# PAGE TEXT
— BEGIN —
But what is Conflict?

According to the Mirriam-Webster dictionary, conflict is a competitive or opposing action of incompatibles as of divergent ideas, interests, or persons. So what does that mean? Well, that will break down into four different types of conflict, each one of which will require a different approach from you to resolve. Those four types of conflict are;

  1. Intrapersonal - a conflict within oneself resulting from trouble a person may have selecting between goals.
  2. Interpersonal - a conflict between two or more individuals.
  3. Structural - a conflict that may result from the way the company is organized.
  4. Strategic - an intentionally generated conflict that is meant to achieve an objective.

Unfortunately you won't be able to provide much help to another person who is suffering from an intrapersonal conflict. These sort of conflicts have to be resolved by the individual. Professional help can be provided for those people and your part is helping that individual find that professional help.

Interpersonal conflict is an area where you can frequently help out the individuals involved. We've already spoken about the active listening skills which will help you resolve those conflicts and a little while later we will talk about a few other tips that can help you resolve these types of conflicts.

You won't be able to eliminate Structural conflict but you may be able to keep the expenses of the conflict to a minimum with caution and diplomacy. Structural conflicts occur when there are limited physical resources or authority, geographic constraints such as distance or locations, time constraints like having too much or too little, organizational changes of the sort you would have when a leader leaves and other things of that nature. Your best way of dealing with this type of conflict is to help people understand and appreciate the external forces and constraints that have created the conflict.
— END —
# ENTRIES
— BEGIN —
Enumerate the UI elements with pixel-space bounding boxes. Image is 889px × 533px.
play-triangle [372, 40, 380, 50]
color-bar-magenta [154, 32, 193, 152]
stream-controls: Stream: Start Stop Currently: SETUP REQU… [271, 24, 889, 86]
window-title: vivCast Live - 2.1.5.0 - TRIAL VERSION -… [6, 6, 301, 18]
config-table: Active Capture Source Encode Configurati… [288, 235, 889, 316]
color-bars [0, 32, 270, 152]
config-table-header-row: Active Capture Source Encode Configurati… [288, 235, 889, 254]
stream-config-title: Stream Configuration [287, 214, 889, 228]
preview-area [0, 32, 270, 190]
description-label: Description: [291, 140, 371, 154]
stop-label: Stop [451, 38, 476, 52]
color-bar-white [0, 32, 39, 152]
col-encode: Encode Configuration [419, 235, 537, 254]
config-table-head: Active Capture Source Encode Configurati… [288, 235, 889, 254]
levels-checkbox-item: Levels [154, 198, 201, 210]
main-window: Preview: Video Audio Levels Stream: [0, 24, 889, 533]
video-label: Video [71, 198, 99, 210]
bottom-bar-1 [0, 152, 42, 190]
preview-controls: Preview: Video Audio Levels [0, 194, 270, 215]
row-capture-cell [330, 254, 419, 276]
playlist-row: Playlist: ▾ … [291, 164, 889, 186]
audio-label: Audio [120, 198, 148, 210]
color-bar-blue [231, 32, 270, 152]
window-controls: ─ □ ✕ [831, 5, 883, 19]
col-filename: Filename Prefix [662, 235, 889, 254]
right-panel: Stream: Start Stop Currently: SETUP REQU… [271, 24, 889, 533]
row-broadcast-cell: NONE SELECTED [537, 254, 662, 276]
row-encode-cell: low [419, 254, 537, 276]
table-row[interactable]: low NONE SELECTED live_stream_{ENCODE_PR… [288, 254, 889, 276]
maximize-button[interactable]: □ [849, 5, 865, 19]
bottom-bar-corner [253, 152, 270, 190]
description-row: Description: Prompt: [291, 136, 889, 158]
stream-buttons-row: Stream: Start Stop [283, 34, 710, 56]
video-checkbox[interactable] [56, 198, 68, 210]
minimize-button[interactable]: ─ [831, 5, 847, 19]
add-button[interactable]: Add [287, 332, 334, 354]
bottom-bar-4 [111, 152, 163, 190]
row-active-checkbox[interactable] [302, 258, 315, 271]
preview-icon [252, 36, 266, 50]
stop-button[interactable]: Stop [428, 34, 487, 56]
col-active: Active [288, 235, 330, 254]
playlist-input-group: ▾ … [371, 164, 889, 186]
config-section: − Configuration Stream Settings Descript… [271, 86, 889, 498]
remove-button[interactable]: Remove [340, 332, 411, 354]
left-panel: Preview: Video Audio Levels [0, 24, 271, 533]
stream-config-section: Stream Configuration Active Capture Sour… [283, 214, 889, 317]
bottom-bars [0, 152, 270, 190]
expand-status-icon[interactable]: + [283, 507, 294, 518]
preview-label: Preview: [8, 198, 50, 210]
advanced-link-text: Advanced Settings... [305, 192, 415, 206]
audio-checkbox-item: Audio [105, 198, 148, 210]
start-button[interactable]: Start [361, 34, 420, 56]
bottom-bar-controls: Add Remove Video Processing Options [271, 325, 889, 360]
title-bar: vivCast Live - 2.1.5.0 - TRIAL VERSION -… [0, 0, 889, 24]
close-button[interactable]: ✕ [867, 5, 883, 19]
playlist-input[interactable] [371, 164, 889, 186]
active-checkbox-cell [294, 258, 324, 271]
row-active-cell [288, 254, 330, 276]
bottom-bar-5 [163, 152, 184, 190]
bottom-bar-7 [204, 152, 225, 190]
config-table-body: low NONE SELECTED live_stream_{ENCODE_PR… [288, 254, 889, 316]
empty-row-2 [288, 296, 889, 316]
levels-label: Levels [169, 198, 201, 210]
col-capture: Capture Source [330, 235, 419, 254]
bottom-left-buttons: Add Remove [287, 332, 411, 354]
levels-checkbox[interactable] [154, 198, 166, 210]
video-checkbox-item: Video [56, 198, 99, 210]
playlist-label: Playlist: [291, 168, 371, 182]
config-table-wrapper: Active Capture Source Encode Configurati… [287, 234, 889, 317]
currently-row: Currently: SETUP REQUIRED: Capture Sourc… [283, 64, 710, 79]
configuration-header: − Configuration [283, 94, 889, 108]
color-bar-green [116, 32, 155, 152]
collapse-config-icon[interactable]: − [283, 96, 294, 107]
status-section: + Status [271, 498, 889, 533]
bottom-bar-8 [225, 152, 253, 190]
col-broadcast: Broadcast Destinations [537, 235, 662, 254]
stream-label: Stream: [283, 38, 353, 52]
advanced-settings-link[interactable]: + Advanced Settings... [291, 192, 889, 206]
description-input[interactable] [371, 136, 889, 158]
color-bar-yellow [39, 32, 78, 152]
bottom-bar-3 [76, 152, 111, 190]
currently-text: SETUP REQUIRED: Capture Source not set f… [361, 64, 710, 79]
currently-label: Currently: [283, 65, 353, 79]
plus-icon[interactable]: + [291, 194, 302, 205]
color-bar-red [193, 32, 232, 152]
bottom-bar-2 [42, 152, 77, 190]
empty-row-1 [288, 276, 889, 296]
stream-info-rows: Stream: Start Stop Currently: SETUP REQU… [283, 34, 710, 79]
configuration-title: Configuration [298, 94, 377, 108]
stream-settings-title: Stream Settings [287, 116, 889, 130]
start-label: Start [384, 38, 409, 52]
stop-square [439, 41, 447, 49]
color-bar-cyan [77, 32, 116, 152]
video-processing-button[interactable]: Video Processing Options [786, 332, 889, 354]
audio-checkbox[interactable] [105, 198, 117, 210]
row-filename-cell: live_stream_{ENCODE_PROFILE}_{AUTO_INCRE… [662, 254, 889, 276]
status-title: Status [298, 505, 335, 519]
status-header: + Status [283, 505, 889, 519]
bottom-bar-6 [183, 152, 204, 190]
— END —
# GOAL
Extend the passage on the four types of conflict, beginning immediately after its final sentence.

# IN RESPONSE
Finally the Strategic conflict will occur when a decision is made to set up a situation that has conflict built into the situation. An example of these conflicts might be when a department manager offers a bonus to his staff but there is only one or two bonuses available and they will go to whoever does the best job in a series of tasks. This is frequently made even more antagonistic when the tasks aren't revealed to the staff. In this situation it will be your job to assist the staff in resolving the conflicts that will arise during the situation. Frequently what your role exactly is will vary depending on the individual or individuals involved.

Don't think that conflict is always a bad situation. Conflict will lead to change and that change may be necessary to help the environment improve. We don't dispute that conflict has negative aspects; the stress caused, the reduction in productivity, the frustration, and there may even be harm caused to the organization but these are never a reason to shy away from a conflict.

Being the umpire

How do I deal with Managing Conflict?

There are four methods for dealing with conflict. They are:

  1. Compromise - One of the most common ways of dealing with conflict this is the classic "I win & lose, You win & lose." In other words no one feels like they really won. This is frequently because we didn't really get to the bottom of the situation that led to the conflict but this strategy is a good one to use when you have a minor problem or a short amount of time to resolve the conflict.
  2. Avoidance - This is another of the more common ways of dealing with conflict. The denial of any conflict can work for any situation that is not serious and will have no real consequence but it is not a strategy that you will want to use as the tactic can sometimes cause the conflict to get even worse.
  3. Forcing - This is a popular conflict resolution method when an emergency is occurring. During an emergency situation there may not be time to sit down with all the parties involved in a conflict and a decision needs to be made. This is not a strategy that you will want to use on a regular basis because in an emergency situation you might be forgiven for using the tactic but if you use it on a regular basis you will quickly alienate your staff.
  4. Resolving - One of the more difficult tactics for resolving conflict but once you master this technique you will possess a powerful tool. This is the strategy that will allow you to provide a winning solution for all or at least most of the parties involved in the conflict. Being able to provide solutions to a conflict that leaves people happy will increase the respect you receive which will only help you as a supervisor.

But to use these tactics you will need to have your employees trust. This means that you will need to be trustworthy. You show your trustworthiness by following through with your promises, communicating with your staff, and providing support. Obviously if you don't do these things you won't have the trust of your employees and this will make your job so much more difficult.

When dealing with a conflict situation you will want to watch your body language. Be aware of a person's personal space, don't stand too close. Don't point fingers, it can come across as accusatory. And keep eye contact with people but don't overdo it and make them feel threatened or demeaned.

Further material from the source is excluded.